* Start DATA SHOWN *
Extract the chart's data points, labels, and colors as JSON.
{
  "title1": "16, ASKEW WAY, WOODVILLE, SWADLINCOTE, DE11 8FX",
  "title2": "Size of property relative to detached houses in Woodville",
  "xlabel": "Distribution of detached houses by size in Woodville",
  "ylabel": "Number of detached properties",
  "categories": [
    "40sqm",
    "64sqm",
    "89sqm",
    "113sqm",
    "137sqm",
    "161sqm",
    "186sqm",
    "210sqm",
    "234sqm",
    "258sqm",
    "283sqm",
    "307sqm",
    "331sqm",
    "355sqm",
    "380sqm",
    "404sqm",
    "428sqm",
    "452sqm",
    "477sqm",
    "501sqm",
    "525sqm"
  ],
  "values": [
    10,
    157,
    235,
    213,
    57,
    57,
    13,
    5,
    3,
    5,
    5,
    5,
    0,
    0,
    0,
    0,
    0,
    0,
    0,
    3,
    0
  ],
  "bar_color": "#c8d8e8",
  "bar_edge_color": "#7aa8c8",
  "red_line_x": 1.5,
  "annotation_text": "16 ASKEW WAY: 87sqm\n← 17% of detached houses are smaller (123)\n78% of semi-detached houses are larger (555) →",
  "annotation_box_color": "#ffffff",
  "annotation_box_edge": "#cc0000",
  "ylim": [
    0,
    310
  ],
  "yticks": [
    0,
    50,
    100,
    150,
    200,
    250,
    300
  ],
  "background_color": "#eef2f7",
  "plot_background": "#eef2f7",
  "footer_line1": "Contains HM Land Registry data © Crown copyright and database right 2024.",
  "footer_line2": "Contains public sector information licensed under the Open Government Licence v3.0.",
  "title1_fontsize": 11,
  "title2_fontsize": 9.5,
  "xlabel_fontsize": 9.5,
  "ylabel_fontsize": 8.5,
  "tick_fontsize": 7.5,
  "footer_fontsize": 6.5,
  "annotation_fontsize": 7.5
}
* End DATA SHOWN *
- TASK: Copy out every entry again, exactly as it was given.

- EXERCISE ANSWER:
Extract the chart's data points, labels, and colors as JSON.
{
  "title1": "16, ASKEW WAY, WOODVILLE, SWADLINCOTE, DE11 8FX",
  "title2": "Size of property relative to detached houses in Woodville",
  "xlabel": "Distribution of detached houses by size in Woodville",
  "ylabel": "Number of detached properties",
  "categories": [
    "40sqm",
    "64sqm",
    "89sqm",
    "113sqm",
    "137sqm",
    "161sqm",
    "186sqm",
    "210sqm",
    "234sqm",
    "258sqm",
    "283sqm",
    "307sqm",
    "331sqm",
    "355sqm",
    "380sqm",
    "404sqm",
    "428sqm",
    "452sqm",
    "477sqm",
    "501sqm",
    "525sqm"
  ],
  "values": [
    10,
    157,
    235,
    213,
    57,
    57,
    13,
    5,
    3,
    5,
    5,
    5,
    0,
    0,
    0,
    0,
    0,
    0,
    0,
    3,
    0
  ],
  "bar_color": "#c8d8e8",
  "bar_edge_color": "#7aa8c8",
  "red_line_x": 1.5,
  "annotation_text": "16 ASKEW WAY: 87sqm\n← 17% of detached houses are smaller (123)\n78% of semi-detached houses are larger (555) →",
  "annotation_box_color": "#ffffff",
  "annotation_box_edge": "#cc0000",
  "ylim": [
    0,
    310
  ],
  "yticks": [
    0,
    50,
    100,
    150,
    200,
    250,
    300
  ],
  "background_color": "#eef2f7",
  "plot_background": "#eef2f7",
  "footer_line1": "Contains HM Land Registry data © Crown copyright and database right 2024.",
  "footer_line2": "Contains public sector information licensed under the Open Government Licence v3.0.",
  "title1_fontsize": 11,
  "title2_fontsize": 9.5,
  "xlabel_fontsize": 9.5,
  "ylabel_fontsize": 8.5,
  "tick_fontsize": 7.5,
  "footer_fontsize": 6.5,
  "annotation_fontsize": 7.5
}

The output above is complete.